Records about charts and figures -
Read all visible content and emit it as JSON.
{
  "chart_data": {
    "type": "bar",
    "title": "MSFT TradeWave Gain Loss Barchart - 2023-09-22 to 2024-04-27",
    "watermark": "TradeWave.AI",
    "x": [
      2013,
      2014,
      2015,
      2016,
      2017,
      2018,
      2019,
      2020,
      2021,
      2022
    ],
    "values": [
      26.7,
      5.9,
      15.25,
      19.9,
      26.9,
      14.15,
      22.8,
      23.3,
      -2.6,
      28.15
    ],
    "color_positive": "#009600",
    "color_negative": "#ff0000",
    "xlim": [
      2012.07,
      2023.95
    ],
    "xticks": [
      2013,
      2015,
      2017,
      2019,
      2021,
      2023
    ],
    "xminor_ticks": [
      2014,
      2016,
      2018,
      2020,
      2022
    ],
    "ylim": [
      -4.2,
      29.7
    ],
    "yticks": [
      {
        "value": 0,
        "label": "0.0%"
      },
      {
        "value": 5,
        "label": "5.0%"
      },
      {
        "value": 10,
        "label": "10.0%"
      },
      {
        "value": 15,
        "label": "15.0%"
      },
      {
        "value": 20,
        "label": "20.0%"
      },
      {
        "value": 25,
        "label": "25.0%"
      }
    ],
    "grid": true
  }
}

OBJECTIVE -
Copy the entries above exactly, leaving none out.

IN RESPONSE -
Read all visible content and emit it as JSON.
{
  "chart_data": {
    "type": "bar",
    "title": "MSFT TradeWave Gain Loss Barchart - 2023-09-22 to 2024-04-27",
    "watermark": "TradeWave.AI",
    "x": [
      2013,
      2014,
      2015,
      2016,
      2017,
      2018,
      2019,
      2020,
      2021,
      2022
    ],
    "values": [
      26.7,
      5.9,
      15.25,
      19.9,
      26.9,
      14.15,
      22.8,
      23.3,
      -2.6,
      28.15
    ],
    "color_positive": "#009600",
    "color_negative": "#ff0000",
    "xlim": [
      2012.07,
      2023.95
    ],
    "xticks": [
      2013,
      2015,
      2017,
      2019,
      2021,
      2023
    ],
    "xminor_ticks": [
      2014,
      2016,
      2018,
      2020,
      2022
    ],
    "ylim": [
      -4.2,
      29.7
    ],
    "yticks": [
      {
        "value": 0,
        "label": "0.0%"
      },
      {
        "value": 5,
        "label": "5.0%"
      },
      {
        "value": 10,
        "label": "10.0%"
      },
      {
        "value": 15,
        "label": "15.0%"
      },
      {
        "value": 20,
        "label": "20.0%"
      },
      {
        "value": 25,
        "label": "25.0%"
      }
    ],
    "grid": true
  }
}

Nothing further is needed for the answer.